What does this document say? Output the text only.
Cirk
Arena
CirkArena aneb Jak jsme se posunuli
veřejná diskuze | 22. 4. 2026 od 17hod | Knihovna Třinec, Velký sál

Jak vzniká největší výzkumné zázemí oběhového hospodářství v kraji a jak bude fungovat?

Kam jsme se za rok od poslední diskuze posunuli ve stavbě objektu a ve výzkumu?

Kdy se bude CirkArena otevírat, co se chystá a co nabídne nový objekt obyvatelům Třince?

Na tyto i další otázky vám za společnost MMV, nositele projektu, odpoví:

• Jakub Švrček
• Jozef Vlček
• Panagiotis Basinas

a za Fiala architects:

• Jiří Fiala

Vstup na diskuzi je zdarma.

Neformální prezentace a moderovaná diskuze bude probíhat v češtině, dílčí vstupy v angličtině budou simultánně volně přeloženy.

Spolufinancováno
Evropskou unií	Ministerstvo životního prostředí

=== PROBLEM DESCRIPTION ===
Note each line of the entries that has "diskuze" in it, and copy those lines.

=== FULL SOLUTION ===
veřejná diskuze | 22. 4. 2026 od 17hod | Knihovna Třinec, Velký sál
Kam jsme se za rok od poslední diskuze posunuli ve stavbě objektu a ve výzkumu?
Neformální prezentace a moderovaná diskuze bude probíhat v češtině, dílčí vstupy v angličtině budou simultánně volně přeloženy.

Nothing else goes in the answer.